(Dataset rows)
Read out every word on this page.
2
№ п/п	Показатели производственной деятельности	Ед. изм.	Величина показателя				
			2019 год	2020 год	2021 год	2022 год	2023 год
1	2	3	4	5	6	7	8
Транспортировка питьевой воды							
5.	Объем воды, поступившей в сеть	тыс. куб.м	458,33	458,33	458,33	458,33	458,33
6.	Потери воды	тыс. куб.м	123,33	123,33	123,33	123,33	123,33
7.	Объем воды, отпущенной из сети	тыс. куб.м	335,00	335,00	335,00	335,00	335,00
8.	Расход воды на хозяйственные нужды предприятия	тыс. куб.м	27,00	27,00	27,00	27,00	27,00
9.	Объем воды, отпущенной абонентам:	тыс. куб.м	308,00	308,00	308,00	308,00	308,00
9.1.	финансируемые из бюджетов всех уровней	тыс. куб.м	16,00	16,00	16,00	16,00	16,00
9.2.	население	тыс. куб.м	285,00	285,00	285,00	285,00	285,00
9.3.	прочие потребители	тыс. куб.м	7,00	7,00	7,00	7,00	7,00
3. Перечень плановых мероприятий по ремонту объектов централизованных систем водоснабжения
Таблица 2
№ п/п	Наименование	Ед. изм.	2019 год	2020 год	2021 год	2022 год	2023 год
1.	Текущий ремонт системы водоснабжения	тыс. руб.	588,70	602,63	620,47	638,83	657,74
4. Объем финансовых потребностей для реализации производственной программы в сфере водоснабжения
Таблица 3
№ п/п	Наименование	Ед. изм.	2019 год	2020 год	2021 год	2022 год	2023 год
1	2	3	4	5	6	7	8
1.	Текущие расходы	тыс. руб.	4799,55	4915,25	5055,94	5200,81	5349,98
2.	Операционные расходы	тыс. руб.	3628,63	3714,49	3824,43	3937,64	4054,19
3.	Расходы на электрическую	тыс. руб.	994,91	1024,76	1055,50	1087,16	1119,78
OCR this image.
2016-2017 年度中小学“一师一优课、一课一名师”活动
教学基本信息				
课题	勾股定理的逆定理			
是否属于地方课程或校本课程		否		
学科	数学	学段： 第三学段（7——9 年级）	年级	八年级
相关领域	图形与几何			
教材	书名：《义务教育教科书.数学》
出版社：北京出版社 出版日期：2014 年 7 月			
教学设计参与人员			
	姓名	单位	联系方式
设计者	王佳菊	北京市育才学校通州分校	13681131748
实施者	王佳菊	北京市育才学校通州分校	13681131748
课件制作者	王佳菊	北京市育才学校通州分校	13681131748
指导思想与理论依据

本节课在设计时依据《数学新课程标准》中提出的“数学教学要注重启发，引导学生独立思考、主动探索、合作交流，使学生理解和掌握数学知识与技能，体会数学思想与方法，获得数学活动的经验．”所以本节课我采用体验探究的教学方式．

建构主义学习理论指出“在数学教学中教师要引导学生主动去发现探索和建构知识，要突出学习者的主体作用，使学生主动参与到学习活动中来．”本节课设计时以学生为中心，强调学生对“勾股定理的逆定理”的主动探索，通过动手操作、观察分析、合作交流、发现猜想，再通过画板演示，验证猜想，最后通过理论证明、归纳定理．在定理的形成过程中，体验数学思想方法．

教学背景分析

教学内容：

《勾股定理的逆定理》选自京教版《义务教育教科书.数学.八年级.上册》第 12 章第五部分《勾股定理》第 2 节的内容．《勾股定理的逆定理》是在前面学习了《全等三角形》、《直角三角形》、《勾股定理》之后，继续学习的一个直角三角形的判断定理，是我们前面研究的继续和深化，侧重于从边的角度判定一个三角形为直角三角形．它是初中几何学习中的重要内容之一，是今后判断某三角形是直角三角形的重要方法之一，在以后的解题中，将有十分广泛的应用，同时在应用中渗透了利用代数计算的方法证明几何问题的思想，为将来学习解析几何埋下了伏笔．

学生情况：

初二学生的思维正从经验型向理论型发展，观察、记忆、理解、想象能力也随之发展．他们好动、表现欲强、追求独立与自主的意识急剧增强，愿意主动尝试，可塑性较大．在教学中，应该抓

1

## Exercise aim
From the entries above, copy every line that holds the word "北京市育才学校通州分校".

## Output below
设计者	王佳菊	北京市育才学校通州分校	13681131748
实施者	王佳菊	北京市育才学校通州分校	13681131748
课件制作者	王佳菊	北京市育才学校通州分校	13681131748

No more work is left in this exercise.